Reprenez la rédaction de l'article sur le recensement des véhicules immatriculés « 142 » au Gabon, à partir de sa dernière phrase.

= Passage extrait =
________________________
Libreville — Longtemps restés dans une zone d’ombre administrative, les véhicules arborant l’immatriculation « 142 » font l’objet d’une attention inédite. Ces plaques, historiquement liées au ministère de l’Intérieur, symbolisaient pour beaucoup une forme de privilège discret circulant librement dans les artères du Gabon. Désormais, l’heure est à la régularisation.
Depuis ce lundi 22 juin 2026, une vaste opération de recensement et d’identification a été lancée par les autorités. Ce chantier d’envergure vise à assainir la gestion du parc automobile de l’État et à instaurer une transparence totale dans l’usage des biens publics. Cette initiative marque un tournant dans la volonté de moraliser la vie administrative gabonaise.
Un recensement rigoureux pour une gestion transparente
Les détenteurs de ces véhicules spécifiques disposent d’un délai s’étendant du 22 juin au 1er juillet 2026 pour se manifester. Tous ceux qui n’émargent pas au ministère de l’Intérieur, de la Sécurité et de la Décentralisation, mais qui utilisent pourtant ces plaques, doivent se présenter au Secrétariat général dudit ministère. L’objectif est limpide : mettre de l’ordre là où régnait parfois un flou artistique.
Pour régulariser leur situation, les usagers concernés doivent fournir plusieurs documents essentiels :
- Une attestation d’affectation officielle du véhicule ;
- La carte grise originale ;
- Une pièce d’identité en cours de validité.
Cette démarche permet de dresser une cartographie exhaustive et précise des bénéficiaires réels de ces immatriculations. Au Gabon, comme ailleurs, le contrôle du patrimoine étatique est un levier majeur pour prévenir les abus et les détournements d’usage.
________________________
= Entrées fournies =
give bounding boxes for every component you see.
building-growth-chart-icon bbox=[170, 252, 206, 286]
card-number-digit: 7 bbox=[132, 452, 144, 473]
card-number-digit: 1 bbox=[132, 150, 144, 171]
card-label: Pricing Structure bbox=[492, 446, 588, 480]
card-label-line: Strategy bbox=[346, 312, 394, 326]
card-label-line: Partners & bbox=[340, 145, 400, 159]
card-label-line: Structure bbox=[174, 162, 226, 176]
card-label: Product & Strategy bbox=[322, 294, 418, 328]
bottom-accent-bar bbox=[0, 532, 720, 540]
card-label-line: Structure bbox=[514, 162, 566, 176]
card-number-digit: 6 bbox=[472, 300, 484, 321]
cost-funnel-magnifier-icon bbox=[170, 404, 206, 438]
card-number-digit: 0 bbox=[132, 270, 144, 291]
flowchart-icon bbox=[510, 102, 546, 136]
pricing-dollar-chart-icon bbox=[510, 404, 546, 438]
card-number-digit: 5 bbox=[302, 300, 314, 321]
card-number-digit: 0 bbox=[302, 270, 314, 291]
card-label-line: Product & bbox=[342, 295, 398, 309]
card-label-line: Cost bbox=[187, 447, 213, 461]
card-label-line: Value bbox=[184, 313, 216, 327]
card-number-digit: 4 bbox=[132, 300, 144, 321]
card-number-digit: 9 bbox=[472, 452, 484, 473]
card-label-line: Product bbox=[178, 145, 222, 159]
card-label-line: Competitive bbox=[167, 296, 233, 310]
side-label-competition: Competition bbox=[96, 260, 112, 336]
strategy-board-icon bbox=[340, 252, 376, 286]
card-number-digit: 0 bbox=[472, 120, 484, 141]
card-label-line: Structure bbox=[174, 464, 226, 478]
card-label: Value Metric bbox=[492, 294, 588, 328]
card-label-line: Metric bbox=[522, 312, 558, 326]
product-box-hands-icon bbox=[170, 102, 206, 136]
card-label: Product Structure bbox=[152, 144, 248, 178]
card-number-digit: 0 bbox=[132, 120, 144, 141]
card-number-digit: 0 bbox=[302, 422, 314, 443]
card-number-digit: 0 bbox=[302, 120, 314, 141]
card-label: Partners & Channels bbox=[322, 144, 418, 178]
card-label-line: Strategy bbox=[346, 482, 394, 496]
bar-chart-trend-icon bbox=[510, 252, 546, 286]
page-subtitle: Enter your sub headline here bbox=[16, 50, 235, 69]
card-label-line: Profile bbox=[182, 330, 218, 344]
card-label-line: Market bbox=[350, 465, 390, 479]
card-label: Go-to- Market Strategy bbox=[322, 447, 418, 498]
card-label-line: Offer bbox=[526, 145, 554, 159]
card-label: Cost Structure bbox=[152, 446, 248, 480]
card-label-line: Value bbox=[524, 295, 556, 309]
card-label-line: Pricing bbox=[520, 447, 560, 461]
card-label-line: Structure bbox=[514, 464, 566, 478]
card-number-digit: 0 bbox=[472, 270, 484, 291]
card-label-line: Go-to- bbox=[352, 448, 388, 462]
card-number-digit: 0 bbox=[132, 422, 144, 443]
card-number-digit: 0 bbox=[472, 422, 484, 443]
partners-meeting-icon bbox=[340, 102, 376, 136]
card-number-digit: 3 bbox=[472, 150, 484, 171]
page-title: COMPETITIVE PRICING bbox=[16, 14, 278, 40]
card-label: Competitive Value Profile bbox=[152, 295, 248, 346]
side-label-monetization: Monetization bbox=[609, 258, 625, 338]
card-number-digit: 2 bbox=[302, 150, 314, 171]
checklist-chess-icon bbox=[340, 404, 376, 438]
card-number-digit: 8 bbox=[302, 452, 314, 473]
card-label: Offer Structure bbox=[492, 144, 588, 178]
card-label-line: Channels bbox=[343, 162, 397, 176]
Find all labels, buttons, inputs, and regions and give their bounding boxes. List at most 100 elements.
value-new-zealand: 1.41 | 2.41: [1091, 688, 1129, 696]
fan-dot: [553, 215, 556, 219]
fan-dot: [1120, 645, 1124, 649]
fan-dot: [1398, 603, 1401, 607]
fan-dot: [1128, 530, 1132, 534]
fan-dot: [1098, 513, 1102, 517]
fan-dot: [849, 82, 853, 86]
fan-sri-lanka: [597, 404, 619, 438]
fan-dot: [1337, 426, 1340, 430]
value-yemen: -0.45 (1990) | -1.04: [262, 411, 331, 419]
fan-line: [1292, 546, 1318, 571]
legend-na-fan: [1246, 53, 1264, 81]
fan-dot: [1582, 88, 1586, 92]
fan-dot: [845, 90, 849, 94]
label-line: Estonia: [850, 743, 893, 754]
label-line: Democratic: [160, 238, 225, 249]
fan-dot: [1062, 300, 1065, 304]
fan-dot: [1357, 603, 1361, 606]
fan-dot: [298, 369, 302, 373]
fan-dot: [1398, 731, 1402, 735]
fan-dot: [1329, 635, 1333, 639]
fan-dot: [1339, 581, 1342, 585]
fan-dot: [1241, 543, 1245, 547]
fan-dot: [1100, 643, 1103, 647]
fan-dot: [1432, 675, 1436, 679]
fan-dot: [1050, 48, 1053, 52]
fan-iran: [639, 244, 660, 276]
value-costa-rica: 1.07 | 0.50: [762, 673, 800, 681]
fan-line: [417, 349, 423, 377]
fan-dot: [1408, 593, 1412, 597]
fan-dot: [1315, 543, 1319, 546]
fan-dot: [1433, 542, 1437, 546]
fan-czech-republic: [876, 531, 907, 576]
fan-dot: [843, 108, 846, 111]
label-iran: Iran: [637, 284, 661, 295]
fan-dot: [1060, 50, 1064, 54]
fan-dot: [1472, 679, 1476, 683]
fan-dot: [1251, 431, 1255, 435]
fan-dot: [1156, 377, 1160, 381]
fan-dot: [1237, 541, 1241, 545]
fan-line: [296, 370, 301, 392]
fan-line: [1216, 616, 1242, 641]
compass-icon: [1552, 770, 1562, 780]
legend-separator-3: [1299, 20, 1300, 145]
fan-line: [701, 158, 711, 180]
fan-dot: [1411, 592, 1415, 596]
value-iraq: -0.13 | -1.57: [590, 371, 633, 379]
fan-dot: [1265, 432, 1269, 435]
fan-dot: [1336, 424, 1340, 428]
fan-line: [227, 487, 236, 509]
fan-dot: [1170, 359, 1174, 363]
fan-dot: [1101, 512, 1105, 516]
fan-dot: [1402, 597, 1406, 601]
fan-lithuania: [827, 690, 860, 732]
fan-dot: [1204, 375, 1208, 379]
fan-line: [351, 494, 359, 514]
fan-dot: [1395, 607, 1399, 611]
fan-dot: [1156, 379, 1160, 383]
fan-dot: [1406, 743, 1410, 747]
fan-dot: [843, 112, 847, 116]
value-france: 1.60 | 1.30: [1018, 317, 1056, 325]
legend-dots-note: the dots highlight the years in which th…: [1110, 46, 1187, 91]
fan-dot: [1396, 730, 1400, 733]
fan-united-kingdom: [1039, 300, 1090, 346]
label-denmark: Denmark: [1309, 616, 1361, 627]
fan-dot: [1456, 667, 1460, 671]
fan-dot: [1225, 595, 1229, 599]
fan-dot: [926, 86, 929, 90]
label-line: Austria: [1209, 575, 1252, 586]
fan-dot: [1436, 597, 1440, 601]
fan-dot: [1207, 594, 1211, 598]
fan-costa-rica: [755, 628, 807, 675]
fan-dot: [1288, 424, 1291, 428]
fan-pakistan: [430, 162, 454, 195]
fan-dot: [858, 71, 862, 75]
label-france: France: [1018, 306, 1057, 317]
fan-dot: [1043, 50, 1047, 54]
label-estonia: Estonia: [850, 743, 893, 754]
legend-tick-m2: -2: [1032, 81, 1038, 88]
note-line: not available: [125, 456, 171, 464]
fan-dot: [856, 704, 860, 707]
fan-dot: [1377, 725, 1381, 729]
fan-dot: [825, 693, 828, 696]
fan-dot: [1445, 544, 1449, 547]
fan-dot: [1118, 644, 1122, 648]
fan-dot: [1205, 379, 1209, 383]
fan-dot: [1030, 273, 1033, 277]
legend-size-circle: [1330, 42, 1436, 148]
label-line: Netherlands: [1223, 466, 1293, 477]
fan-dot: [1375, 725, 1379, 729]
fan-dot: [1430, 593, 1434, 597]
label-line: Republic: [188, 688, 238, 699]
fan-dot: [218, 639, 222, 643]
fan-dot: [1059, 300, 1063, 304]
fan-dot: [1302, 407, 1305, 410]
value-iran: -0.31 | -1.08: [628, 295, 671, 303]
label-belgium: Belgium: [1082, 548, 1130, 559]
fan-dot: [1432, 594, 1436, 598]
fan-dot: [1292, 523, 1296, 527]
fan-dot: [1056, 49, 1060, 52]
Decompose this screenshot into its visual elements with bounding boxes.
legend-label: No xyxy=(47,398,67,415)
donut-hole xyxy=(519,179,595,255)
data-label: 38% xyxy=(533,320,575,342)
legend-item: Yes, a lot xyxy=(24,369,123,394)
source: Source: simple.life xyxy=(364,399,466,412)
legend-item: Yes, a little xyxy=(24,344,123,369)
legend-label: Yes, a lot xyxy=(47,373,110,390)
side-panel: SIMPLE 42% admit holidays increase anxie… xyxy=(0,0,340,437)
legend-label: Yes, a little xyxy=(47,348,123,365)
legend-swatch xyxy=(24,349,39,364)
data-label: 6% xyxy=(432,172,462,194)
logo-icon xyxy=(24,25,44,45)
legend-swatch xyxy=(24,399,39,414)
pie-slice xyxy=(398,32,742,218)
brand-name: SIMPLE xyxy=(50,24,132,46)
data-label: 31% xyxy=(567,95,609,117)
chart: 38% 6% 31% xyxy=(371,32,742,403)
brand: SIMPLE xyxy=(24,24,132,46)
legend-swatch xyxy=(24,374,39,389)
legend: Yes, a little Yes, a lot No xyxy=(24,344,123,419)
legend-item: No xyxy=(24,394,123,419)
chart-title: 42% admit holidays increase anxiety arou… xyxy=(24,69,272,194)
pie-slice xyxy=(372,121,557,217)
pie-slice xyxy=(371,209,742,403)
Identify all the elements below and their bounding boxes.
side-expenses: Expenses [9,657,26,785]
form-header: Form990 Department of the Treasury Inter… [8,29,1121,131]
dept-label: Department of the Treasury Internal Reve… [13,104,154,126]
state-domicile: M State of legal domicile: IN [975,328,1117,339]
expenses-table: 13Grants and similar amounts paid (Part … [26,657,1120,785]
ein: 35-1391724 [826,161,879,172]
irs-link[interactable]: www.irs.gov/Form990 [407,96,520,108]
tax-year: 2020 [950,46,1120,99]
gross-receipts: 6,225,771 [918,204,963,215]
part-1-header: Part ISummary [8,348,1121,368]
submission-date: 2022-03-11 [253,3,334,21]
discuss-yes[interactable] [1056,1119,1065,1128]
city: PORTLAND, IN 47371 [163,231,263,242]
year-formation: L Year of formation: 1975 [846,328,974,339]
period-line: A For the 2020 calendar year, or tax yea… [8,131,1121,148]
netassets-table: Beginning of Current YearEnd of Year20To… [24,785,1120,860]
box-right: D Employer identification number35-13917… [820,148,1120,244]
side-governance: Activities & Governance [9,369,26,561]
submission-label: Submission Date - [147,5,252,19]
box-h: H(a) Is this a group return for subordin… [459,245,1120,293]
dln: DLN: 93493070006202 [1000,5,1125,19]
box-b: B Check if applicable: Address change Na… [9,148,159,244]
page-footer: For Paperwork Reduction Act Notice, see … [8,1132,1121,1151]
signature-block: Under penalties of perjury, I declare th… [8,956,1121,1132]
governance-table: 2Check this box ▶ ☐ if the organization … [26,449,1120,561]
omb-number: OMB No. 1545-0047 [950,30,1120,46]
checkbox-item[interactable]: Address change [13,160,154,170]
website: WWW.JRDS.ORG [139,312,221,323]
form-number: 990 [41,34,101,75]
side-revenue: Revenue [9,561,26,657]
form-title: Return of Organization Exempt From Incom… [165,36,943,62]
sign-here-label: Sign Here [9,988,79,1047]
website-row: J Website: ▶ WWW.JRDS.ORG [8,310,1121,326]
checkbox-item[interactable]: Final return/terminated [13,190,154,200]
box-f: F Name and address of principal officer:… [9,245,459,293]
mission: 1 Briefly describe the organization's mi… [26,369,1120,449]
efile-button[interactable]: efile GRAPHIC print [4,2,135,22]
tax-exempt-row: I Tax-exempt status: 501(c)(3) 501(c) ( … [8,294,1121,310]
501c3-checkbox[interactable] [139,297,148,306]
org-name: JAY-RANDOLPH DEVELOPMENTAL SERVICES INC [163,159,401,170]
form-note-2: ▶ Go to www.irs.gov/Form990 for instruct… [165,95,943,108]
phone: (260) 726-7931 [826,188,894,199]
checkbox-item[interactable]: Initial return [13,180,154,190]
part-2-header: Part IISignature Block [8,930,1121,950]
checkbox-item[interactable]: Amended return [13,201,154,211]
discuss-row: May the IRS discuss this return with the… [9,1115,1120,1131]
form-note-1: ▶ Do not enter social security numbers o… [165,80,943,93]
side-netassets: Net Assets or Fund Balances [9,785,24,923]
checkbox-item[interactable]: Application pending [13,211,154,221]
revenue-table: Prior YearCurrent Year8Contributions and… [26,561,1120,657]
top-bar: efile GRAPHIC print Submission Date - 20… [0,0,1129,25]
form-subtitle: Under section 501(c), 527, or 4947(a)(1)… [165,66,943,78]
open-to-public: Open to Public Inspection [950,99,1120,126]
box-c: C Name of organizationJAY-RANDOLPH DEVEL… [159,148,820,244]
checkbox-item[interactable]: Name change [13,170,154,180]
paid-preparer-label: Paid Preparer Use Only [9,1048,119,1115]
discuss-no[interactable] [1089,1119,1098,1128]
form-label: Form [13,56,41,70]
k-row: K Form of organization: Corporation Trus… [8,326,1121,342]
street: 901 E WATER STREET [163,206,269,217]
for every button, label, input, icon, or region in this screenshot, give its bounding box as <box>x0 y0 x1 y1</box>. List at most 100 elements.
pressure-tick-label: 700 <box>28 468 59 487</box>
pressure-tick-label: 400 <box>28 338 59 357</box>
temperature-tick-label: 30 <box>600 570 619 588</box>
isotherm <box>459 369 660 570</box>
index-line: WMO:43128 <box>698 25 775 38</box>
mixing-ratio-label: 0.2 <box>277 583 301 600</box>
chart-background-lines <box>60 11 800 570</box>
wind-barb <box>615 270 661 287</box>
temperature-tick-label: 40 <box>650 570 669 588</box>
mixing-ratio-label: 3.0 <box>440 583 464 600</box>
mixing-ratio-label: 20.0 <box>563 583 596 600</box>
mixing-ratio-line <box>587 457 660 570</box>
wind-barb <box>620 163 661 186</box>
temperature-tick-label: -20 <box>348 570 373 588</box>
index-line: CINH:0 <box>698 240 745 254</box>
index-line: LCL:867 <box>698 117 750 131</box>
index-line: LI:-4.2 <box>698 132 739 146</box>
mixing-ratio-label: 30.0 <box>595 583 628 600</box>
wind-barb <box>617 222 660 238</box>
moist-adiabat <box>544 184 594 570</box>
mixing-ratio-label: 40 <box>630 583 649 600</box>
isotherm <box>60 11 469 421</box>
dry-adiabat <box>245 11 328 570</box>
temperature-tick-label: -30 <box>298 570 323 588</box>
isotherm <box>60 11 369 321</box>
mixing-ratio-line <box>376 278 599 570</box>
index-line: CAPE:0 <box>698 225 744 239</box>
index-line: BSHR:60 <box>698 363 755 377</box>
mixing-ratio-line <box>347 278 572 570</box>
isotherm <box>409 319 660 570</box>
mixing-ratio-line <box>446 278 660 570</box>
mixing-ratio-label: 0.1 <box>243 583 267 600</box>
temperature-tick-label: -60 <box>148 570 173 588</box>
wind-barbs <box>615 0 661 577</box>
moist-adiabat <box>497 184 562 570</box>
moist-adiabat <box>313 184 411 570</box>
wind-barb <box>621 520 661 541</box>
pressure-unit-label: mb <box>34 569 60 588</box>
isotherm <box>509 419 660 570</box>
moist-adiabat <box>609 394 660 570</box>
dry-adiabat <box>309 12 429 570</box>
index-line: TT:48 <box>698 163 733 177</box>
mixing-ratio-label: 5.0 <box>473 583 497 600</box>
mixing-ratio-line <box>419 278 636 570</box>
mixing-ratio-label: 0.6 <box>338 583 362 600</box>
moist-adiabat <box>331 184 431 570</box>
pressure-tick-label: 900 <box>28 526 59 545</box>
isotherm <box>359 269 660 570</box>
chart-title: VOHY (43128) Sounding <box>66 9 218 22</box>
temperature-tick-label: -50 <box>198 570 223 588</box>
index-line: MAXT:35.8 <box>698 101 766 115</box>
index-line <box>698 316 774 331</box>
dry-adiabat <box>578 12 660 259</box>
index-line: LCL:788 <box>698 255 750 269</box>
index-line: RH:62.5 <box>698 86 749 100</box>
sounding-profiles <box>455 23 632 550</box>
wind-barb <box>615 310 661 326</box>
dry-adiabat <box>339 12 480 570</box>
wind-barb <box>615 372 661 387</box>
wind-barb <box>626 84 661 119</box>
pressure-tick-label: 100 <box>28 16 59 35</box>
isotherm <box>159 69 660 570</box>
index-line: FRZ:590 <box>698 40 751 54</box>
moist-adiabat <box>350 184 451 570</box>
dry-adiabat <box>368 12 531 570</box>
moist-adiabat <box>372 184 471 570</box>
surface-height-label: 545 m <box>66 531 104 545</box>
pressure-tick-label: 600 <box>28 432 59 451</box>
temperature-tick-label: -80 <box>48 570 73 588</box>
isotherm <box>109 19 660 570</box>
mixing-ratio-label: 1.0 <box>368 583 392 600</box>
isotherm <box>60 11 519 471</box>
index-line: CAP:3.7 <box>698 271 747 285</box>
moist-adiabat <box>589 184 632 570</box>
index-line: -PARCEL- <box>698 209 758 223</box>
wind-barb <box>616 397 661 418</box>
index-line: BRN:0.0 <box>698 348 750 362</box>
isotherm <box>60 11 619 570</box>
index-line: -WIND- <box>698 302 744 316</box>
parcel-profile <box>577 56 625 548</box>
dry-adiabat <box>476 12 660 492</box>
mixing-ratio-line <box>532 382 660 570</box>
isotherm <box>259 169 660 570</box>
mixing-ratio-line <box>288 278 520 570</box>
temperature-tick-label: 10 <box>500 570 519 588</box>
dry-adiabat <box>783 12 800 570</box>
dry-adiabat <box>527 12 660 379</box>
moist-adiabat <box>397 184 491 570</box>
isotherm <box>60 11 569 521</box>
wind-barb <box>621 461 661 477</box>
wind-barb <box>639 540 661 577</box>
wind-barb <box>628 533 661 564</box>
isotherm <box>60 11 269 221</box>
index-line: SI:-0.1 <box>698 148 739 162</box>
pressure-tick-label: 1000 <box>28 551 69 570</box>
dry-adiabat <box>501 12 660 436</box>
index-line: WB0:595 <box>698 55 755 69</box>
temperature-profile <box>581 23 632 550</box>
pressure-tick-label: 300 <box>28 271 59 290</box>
________________________
= Résultat attendu =
Restaurer l’autorité et l’équité républicaine
Au-delà de la simple procédure technique, ce contrôle des plaques « 142 » envoie un signal politique fort. Il s’agit de rompre avec les habitudes du passé où certains avantages étaient octroyés sans cadre strict. En soumettant chaque véhicule à une vérification de légalité, l’État réaffirme que les règles doivent s’appliquer de manière uniforme.
Cette phase de recensement n’est que le premier volet d’un plan plus vaste. Une fois le délai passé, des contrôles mobiles seront organisés sur l’ensemble du territoire. Les forces de l’ordre et les services compétents procéderont à des vérifications en circulation pour intercepter les véhicules non déclarés ou circulant de manière irrégulière. C’est sur cette phase opérationnelle que se jouera la crédibilité de la réforme.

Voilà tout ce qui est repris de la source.